start Given data

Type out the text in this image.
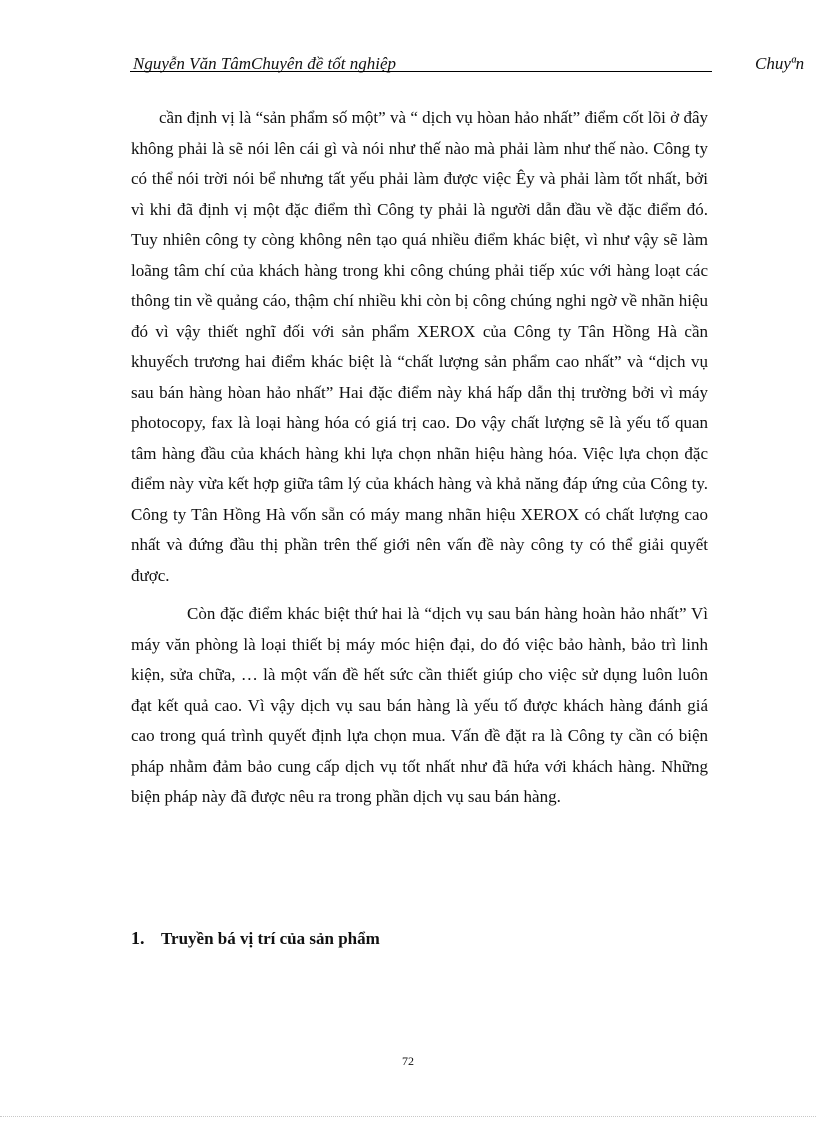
Nguyễn Văn TâmChuyên đề tốt nghiệp	Chuyªn

cần định vị là “sản phẩm số một” và “ dịch vụ hòan hảo nhất” điểm cốt lõi ở đây không phải là sẽ nói lên cái gì và nói như thế nào mà phải làm như thế nào. Công ty có thể nói trời nói bể nhưng tất yếu phải làm được việc Êy và phải làm tốt nhất, bởi vì khi đã định vị một đặc điểm thì Công ty phải là người dẫn đầu về đặc điểm đó. Tuy nhiên công ty còng không nên tạo quá nhiều điểm khác biệt, vì như vậy sẽ làm loãng tâm chí của khách hàng trong khi công chúng phải tiếp xúc với hàng loạt các thông tin về quảng cáo, thậm chí nhiều khi còn bị công chúng nghi ngờ về nhãn hiệu đó vì vậy thiết nghĩ đối với sản phẩm XEROX của Công ty Tân Hồng Hà cần khuyếch trương hai điểm khác biệt là “chất lượng sản phẩm cao nhất” và “dịch vụ sau bán hàng hòan hảo nhất” Hai đặc điểm này khá hấp dẫn thị trường bởi vì máy photocopy, fax là loại hàng hóa có giá trị cao. Do vậy chất lượng sẽ là yếu tố quan tâm hàng đầu của khách hàng khi lựa chọn nhãn hiệu hàng hóa. Việc lựa chọn đặc điểm này vừa kết hợp giữa tâm lý của khách hàng và khả năng đáp ứng của Công ty. Công ty Tân Hồng Hà vốn sẵn có máy mang nhãn hiệu XEROX có chất lượng cao nhất và đứng đầu thị phần trên thế giới nên vấn đề này công ty có thể giải quyết được.

Còn đặc điểm khác biệt thứ hai là “dịch vụ sau bán hàng hoàn hảo nhất” Vì máy văn phòng là loại thiết bị máy móc hiện đại, do đó việc bảo hành, bảo trì linh kiện, sửa chữa, … là một vấn đề hết sức cần thiết giúp cho việc sử dụng luôn luôn đạt kết quả cao. Vì vậy dịch vụ sau bán hàng là yếu tố được khách hàng đánh giá cao trong quá trình quyết định lựa chọn mua. Vấn đề đặt ra là Công ty cần có biện pháp nhằm đảm bảo cung cấp dịch vụ tốt nhất như đã hứa với khách hàng. Những biện pháp này đã được nêu ra trong phần dịch vụ sau bán hàng.

1. Truyền bá vị trí của sản phẩm
72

end Given data

What you have to do: Gather from the records above every line containing the string "hàng".

Task response:
cần định vị là “sản phẩm số một” và “ dịch vụ hòan hảo nhất” điểm cốt lõi ở đây không phải là sẽ nói lên cái gì và nói như thế nào mà phải làm như thế nào. Công ty có thể nói trời nói bể nhưng tất yếu phải làm được việc Êy và phải làm tốt nhất, bởi vì khi đã định vị một đặc điểm thì Công ty phải là người dẫn đầu về đặc điểm đó. Tuy nhiên công ty còng không nên tạo quá nhiều điểm khác biệt, vì như vậy sẽ làm loãng tâm chí của khách hàng trong khi công chúng phải tiếp xúc với hàng loạt các thông tin về quảng cáo, thậm chí nhiều khi còn bị công chúng nghi ngờ về nhãn hiệu đó vì vậy thiết nghĩ đối với sản phẩm XEROX của Công ty Tân Hồng Hà cần khuyếch trương hai điểm khác biệt là “chất lượng sản phẩm cao nhất” và “dịch vụ sau bán hàng hòan hảo nhất” Hai đặc điểm này khá hấp dẫn thị trường bởi vì máy photocopy, fax là loại hàng hóa có giá trị cao. Do vậy chất lượng sẽ là yếu tố quan tâm hàng đầu của khách hàng khi lựa chọn nhãn hiệu hàng hóa. Việc lựa chọn đặc điểm này vừa kết hợp giữa tâm lý của khách hàng và khả năng đáp ứng của Công ty. Công ty Tân Hồng Hà vốn sẵn có máy mang nhãn hiệu XEROX có chất lượng cao nhất và đứng đầu thị phần trên thế giới nên vấn đề này công ty có thể giải quyết được.
Còn đặc điểm khác biệt thứ hai là “dịch vụ sau bán hàng hoàn hảo nhất” Vì máy văn phòng là loại thiết bị máy móc hiện đại, do đó việc bảo hành, bảo trì linh kiện, sửa chữa, … là một vấn đề hết sức cần thiết giúp cho việc sử dụng luôn luôn đạt kết quả cao. Vì vậy dịch vụ sau bán hàng là yếu tố được khách hàng đánh giá cao trong quá trình quyết định lựa chọn mua. Vấn đề đặt ra là Công ty cần có biện pháp nhằm đảm bảo cung cấp dịch vụ tốt nhất như đã hứa với khách hàng. Những biện pháp này đã được nêu ra trong phần dịch vụ sau bán hàng.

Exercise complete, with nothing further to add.